=== Data shown ===
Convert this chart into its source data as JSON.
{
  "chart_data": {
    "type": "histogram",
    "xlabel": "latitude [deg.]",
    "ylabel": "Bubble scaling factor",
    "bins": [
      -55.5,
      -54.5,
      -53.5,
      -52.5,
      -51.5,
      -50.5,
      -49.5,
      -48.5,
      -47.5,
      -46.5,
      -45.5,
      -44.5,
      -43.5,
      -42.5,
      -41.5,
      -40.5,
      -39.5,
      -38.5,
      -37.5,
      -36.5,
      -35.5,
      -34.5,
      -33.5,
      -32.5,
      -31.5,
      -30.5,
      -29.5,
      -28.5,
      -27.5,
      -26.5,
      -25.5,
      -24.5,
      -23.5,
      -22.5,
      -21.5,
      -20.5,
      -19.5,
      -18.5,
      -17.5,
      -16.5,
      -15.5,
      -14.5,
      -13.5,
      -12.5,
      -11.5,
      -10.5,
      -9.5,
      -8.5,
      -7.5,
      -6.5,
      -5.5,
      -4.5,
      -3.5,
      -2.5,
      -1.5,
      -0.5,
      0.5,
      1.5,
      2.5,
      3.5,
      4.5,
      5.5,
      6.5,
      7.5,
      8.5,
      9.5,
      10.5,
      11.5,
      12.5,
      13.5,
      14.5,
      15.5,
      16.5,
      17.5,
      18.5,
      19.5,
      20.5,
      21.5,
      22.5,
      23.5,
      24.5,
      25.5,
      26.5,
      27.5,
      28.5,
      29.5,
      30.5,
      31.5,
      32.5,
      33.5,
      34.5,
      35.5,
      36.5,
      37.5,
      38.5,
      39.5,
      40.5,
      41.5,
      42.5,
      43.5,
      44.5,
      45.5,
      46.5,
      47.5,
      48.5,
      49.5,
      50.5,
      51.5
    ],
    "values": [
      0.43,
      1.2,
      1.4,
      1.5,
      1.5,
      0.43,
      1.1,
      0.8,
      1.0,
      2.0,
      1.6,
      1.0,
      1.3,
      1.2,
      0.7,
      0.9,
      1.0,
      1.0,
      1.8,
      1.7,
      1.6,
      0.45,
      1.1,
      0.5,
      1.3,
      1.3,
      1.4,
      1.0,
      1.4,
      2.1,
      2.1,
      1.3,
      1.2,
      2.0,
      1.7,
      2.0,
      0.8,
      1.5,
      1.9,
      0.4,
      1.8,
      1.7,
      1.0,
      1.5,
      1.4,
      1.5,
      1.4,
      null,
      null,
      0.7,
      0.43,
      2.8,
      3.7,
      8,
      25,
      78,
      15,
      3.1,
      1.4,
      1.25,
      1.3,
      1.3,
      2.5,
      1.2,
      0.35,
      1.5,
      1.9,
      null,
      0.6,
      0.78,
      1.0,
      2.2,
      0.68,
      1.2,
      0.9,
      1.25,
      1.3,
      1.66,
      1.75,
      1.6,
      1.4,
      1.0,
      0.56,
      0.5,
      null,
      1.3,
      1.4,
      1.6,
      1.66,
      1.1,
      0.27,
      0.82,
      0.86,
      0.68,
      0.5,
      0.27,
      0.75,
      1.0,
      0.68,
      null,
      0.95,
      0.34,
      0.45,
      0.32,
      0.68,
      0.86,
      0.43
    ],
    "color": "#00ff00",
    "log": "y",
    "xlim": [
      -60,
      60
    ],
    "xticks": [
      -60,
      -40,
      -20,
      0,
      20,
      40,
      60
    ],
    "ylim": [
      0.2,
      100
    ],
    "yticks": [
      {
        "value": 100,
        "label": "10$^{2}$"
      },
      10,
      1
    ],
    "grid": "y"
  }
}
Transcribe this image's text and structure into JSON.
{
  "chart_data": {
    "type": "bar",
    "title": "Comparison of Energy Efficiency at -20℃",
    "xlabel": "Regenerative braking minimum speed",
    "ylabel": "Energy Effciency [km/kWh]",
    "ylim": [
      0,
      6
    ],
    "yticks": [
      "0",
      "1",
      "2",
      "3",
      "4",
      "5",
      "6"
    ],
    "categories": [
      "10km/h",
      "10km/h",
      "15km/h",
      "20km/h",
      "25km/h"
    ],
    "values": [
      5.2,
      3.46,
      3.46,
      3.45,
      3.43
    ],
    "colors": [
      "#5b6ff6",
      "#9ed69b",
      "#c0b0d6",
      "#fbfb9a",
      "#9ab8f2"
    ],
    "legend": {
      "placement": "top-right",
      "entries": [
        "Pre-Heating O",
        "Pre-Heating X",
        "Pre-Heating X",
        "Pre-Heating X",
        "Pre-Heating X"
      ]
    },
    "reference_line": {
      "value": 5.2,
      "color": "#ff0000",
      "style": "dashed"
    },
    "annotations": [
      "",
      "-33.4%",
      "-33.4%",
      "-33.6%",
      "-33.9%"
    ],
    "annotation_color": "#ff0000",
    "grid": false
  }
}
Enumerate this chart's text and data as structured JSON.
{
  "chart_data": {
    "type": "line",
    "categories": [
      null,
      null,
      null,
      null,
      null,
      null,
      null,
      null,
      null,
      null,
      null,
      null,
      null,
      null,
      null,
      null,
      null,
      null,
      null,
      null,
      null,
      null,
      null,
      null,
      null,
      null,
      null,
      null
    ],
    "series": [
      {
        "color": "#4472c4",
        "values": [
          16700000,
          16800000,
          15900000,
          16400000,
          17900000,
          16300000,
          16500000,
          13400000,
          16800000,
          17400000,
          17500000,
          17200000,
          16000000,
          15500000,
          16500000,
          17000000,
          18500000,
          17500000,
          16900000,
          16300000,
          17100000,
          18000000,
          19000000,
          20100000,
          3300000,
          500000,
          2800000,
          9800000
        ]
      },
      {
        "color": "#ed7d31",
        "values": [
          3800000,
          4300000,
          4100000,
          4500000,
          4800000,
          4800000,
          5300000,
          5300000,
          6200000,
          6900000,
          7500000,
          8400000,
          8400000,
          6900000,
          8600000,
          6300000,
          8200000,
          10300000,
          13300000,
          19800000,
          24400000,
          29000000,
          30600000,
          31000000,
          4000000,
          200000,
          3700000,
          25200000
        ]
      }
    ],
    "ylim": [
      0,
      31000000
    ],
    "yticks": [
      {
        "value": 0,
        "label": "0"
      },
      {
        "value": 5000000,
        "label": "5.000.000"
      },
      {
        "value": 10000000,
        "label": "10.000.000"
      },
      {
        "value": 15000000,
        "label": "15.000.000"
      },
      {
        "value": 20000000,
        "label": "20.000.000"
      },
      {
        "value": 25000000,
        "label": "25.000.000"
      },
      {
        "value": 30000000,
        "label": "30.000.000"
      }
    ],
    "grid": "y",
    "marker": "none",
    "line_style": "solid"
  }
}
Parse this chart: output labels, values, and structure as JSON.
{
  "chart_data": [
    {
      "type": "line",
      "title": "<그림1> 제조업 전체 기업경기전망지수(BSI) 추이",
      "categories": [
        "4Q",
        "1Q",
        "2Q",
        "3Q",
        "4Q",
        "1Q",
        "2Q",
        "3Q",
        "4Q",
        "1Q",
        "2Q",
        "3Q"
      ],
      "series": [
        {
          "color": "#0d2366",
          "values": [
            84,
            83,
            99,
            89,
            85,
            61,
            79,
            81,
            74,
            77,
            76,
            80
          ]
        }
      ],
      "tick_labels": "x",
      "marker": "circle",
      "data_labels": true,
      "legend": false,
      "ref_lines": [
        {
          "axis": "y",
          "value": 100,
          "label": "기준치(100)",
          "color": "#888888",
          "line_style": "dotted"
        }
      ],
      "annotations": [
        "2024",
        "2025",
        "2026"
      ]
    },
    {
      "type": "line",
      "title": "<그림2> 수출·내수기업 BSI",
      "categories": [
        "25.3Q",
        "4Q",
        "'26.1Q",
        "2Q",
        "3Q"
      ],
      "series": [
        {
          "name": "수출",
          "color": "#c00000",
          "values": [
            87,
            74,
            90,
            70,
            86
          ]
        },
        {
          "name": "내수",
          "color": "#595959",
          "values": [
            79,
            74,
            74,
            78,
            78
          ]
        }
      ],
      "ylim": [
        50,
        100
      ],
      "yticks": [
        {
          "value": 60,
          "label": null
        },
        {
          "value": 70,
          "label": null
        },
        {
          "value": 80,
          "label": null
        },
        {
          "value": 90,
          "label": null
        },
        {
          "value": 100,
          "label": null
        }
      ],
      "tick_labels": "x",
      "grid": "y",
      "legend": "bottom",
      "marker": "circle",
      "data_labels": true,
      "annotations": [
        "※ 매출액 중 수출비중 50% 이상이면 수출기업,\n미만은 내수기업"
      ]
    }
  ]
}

=== Short problem ===
Provide only the count of lines in the data above that include the string "text".

=== Expected output ===
2